**Written task**
Go through the data below. List every line that holds the word "checked".

**Stored data**

----------

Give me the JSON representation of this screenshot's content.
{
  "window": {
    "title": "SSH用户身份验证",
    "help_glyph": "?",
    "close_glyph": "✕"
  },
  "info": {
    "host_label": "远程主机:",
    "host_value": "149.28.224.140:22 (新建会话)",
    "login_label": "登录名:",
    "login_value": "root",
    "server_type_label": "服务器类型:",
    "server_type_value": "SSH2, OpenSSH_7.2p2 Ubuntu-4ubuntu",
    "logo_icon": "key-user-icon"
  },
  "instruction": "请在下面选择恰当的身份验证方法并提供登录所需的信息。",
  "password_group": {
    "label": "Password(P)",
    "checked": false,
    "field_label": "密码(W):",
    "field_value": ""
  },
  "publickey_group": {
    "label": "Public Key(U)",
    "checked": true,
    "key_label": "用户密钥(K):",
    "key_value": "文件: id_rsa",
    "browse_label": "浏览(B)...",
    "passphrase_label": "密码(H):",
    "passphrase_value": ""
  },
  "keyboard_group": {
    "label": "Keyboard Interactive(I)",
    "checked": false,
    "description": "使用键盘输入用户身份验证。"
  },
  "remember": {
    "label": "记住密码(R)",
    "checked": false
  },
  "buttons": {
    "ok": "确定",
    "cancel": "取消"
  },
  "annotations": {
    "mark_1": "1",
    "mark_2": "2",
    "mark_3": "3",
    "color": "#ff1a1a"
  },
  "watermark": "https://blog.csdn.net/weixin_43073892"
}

----------

**Solution**
    "checked": false,
    "checked": true,
    "checked": false,
    "checked": false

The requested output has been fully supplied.